### What you need to do
Give every entry again, word for word.

### Given data
+ + + + + + +

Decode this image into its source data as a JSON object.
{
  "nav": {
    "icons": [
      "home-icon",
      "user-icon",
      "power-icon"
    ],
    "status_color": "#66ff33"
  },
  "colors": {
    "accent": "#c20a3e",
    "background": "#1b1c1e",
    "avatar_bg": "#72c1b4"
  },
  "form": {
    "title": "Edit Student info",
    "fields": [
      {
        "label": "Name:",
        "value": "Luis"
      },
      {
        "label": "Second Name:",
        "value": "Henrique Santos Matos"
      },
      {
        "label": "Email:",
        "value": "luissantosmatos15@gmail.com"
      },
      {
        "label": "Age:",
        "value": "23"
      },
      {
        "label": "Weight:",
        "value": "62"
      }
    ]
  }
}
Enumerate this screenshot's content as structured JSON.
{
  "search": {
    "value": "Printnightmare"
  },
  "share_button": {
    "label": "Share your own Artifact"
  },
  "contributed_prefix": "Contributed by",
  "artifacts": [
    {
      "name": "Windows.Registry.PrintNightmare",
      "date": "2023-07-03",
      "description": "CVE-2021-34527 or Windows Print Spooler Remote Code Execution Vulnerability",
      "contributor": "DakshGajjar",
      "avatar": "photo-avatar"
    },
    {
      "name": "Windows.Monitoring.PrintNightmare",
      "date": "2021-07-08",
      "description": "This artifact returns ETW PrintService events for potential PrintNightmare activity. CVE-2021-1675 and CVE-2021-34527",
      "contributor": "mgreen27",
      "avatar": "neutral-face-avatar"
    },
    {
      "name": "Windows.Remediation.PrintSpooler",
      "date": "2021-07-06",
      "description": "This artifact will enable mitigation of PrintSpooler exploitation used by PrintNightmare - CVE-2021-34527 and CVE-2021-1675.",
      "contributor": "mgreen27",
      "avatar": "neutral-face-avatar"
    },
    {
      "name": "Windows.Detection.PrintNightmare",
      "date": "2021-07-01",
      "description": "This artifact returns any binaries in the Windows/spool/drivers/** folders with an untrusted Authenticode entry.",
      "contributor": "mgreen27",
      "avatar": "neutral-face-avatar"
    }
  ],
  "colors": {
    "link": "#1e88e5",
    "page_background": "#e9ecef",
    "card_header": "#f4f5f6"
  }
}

+ + + + + + +

### Solution to this problem
Decode this image into its source data as a JSON object.
{
  "nav": {
    "icons": [
      "home-icon",
      "user-icon",
      "power-icon"
    ],
    "status_color": "#66ff33"
  },
  "colors": {
    "accent": "#c20a3e",
    "background": "#1b1c1e",
    "avatar_bg": "#72c1b4"
  },
  "form": {
    "title": "Edit Student info",
    "fields": [
      {
        "label": "Name:",
        "value": "Luis"
      },
      {
        "label": "Second Name:",
        "value": "Henrique Santos Matos"
      },
      {
        "label": "Email:",
        "value": "luissantosmatos15@gmail.com"
      },
      {
        "label": "Age:",
        "value": "23"
      },
      {
        "label": "Weight:",
        "value": "62"
      }
    ]
  }
}
Enumerate this screenshot's content as structured JSON.
{
  "search": {
    "value": "Printnightmare"
  },
  "share_button": {
    "label": "Share your own Artifact"
  },
  "contributed_prefix": "Contributed by",
  "artifacts": [
    {
      "name": "Windows.Registry.PrintNightmare",
      "date": "2023-07-03",
      "description": "CVE-2021-34527 or Windows Print Spooler Remote Code Execution Vulnerability",
      "contributor": "DakshGajjar",
      "avatar": "photo-avatar"
    },
    {
      "name": "Windows.Monitoring.PrintNightmare",
      "date": "2021-07-08",
      "description": "This artifact returns ETW PrintService events for potential PrintNightmare activity. CVE-2021-1675 and CVE-2021-34527",
      "contributor": "mgreen27",
      "avatar": "neutral-face-avatar"
    },
    {
      "name": "Windows.Remediation.PrintSpooler",
      "date": "2021-07-06",
      "description": "This artifact will enable mitigation of PrintSpooler exploitation used by PrintNightmare - CVE-2021-34527 and CVE-2021-1675.",
      "contributor": "mgreen27",
      "avatar": "neutral-face-avatar"
    },
    {
      "name": "Windows.Detection.PrintNightmare",
      "date": "2021-07-01",
      "description": "This artifact returns any binaries in the Windows/spool/drivers/** folders with an untrusted Authenticode entry.",
      "contributor": "mgreen27",
      "avatar": "neutral-face-avatar"
    }
  ],
  "colors": {
    "link": "#1e88e5",
    "page_background": "#e9ecef",
    "card_header": "#f4f5f6"
  }
}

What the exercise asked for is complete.